+++ RECORD EXTRACTS

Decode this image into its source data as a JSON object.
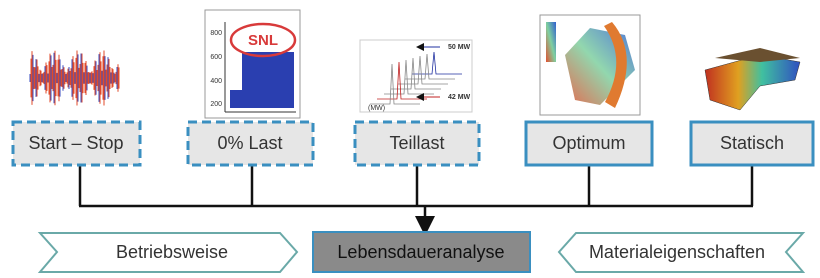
{
  "boxes": [
    {
      "label": "Start – Stop"
    },
    {
      "label": "0% Last"
    },
    {
      "label": "Teillast"
    },
    {
      "label": "Optimum"
    },
    {
      "label": "Statisch"
    }
  ],
  "images": {
    "snl": "SNL",
    "y_ticks": [
      "800",
      "600",
      "400",
      "200"
    ],
    "teillast_top": "50 MW",
    "teillast_bottom": "42 MW",
    "teillast_axis": "(MW)"
  },
  "bottom": {
    "left": "Betriebsweise",
    "center": "Lebensdaueranalyse",
    "right": "Materialeigenschaften"
  }
}
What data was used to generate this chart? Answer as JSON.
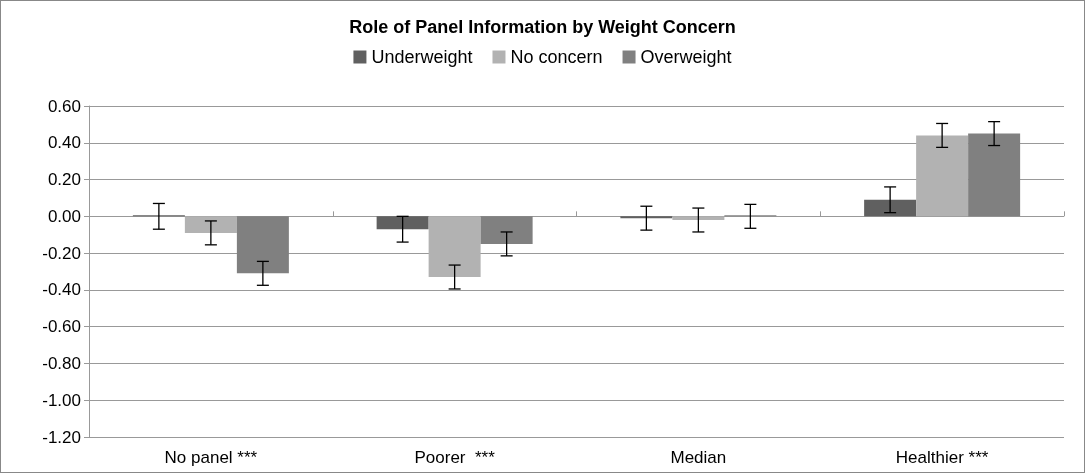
{
  "chart_data": {
    "type": "bar",
    "title": "Role of Panel Information by Weight Concern",
    "categories": [
      "No panel ***",
      "Poorer  ***",
      "Median",
      "Healthier ***"
    ],
    "series": [
      {
        "name": "Underweight",
        "color": "#606060",
        "values": [
          0.0,
          -0.07,
          -0.01,
          0.09
        ],
        "errors": [
          0.07,
          0.07,
          0.065,
          0.07
        ]
      },
      {
        "name": "No concern",
        "color": "#b2b2b2",
        "values": [
          -0.09,
          -0.33,
          -0.02,
          0.44
        ],
        "errors": [
          0.065,
          0.065,
          0.065,
          0.065
        ]
      },
      {
        "name": "Overweight",
        "color": "#808080",
        "values": [
          -0.31,
          -0.15,
          0.0,
          0.45
        ],
        "errors": [
          0.065,
          0.065,
          0.065,
          0.065
        ]
      }
    ],
    "ylim": [
      -1.2,
      0.6
    ],
    "yticks": [
      {
        "value": -1.2,
        "label": "-1.20"
      },
      {
        "value": -1,
        "label": "-1.00"
      },
      {
        "value": -0.8,
        "label": "-0.80"
      },
      {
        "value": -0.6,
        "label": "-0.60"
      },
      {
        "value": -0.4,
        "label": "-0.40"
      },
      {
        "value": -0.2,
        "label": "-0.20"
      },
      {
        "value": 0,
        "label": "0.00"
      },
      {
        "value": 0.2,
        "label": "0.20"
      },
      {
        "value": 0.4,
        "label": "0.40"
      },
      {
        "value": 0.6,
        "label": "0.60"
      }
    ],
    "grid": "y",
    "legend": "top"
  }
}
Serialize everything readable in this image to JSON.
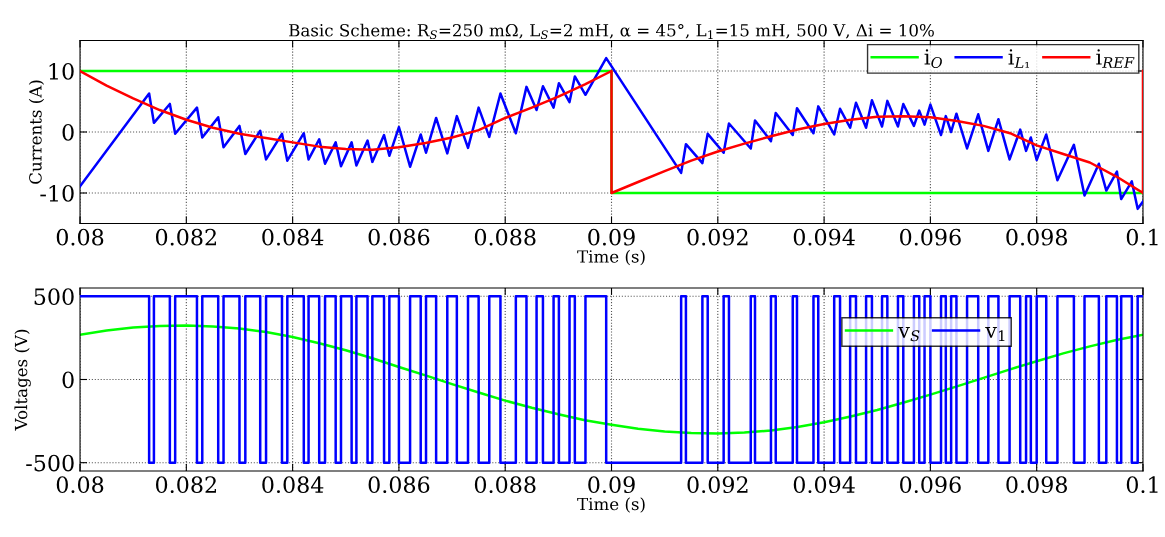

++++++

Repeat every record precisely. Any picture among them stays out of the copy.

Decode this image into its source data as a JSON object.
{
  "boxes": [
    {
      "label": "Start – Stop"
    },
    {
      "label": "0% Last"
    },
    {
      "label": "Teillast"
    },
    {
      "label": "Optimum"
    },
    {
      "label": "Statisch"
    }
  ],
  "images": {
    "snl": "SNL",
    "y_ticks": [
      "800",
      "600",
      "400",
      "200"
    ],
    "teillast_top": "50 MW",
    "teillast_bottom": "42 MW",
    "teillast_axis": "(MW)"
  },
  "bottom": {
    "left": "Betriebsweise",
    "center": "Lebensdaueranalyse",
    "right": "Materialeigenschaften"
  }
}
What data was used to generate this chart? Answer as JSON.
{
  "chart_data": {
    "type": "bar",
    "title": "Role of Panel Information by Weight Concern",
    "categories": [
      "No panel ***",
      "Poorer  ***",
      "Median",
      "Healthier ***"
    ],
    "series": [
      {
        "name": "Underweight",
        "color": "#606060",
        "values": [
          0.0,
          -0.07,
          -0.01,
          0.09
        ],
        "errors": [
          0.07,
          0.07,
          0.065,
          0.07
        ]
      },
      {
        "name": "No concern",
        "color": "#b2b2b2",
        "values": [
          -0.09,
          -0.33,
          -0.02,
          0.44
        ],
        "errors": [
          0.065,
          0.065,
          0.065,
          0.065
        ]
      },
      {
        "name": "Overweight",
        "color": "#808080",
        "values": [
          -0.31,
          -0.15,
          0.0,
          0.45
        ],
        "errors": [
          0.065,
          0.065,
          0.065,
          0.065
        ]
      }
    ],
    "ylim": [
      -1.2,
      0.6
    ],
    "yticks": [
      {
        "value": -1.2,
        "label": "-1.20"
      },
      {
        "value": -1,
        "label": "-1.00"
      },
      {
        "value": -0.8,
        "label": "-0.80"
      },
      {
        "value": -0.6,
        "label": "-0.60"
      },
      {
        "value": -0.4,
        "label": "-0.40"
      },
      {
        "value": -0.2,
        "label": "-0.20"
      },
      {
        "value": 0,
        "label": "0.00"
      },
      {
        "value": 0.2,
        "label": "0.20"
      },
      {
        "value": 0.4,
        "label": "0.40"
      },
      {
        "value": 0.6,
        "label": "0.60"
      }
    ],
    "grid": "y",
    "legend": "top"
  }
}
Serialize everything readable in this image to JSON.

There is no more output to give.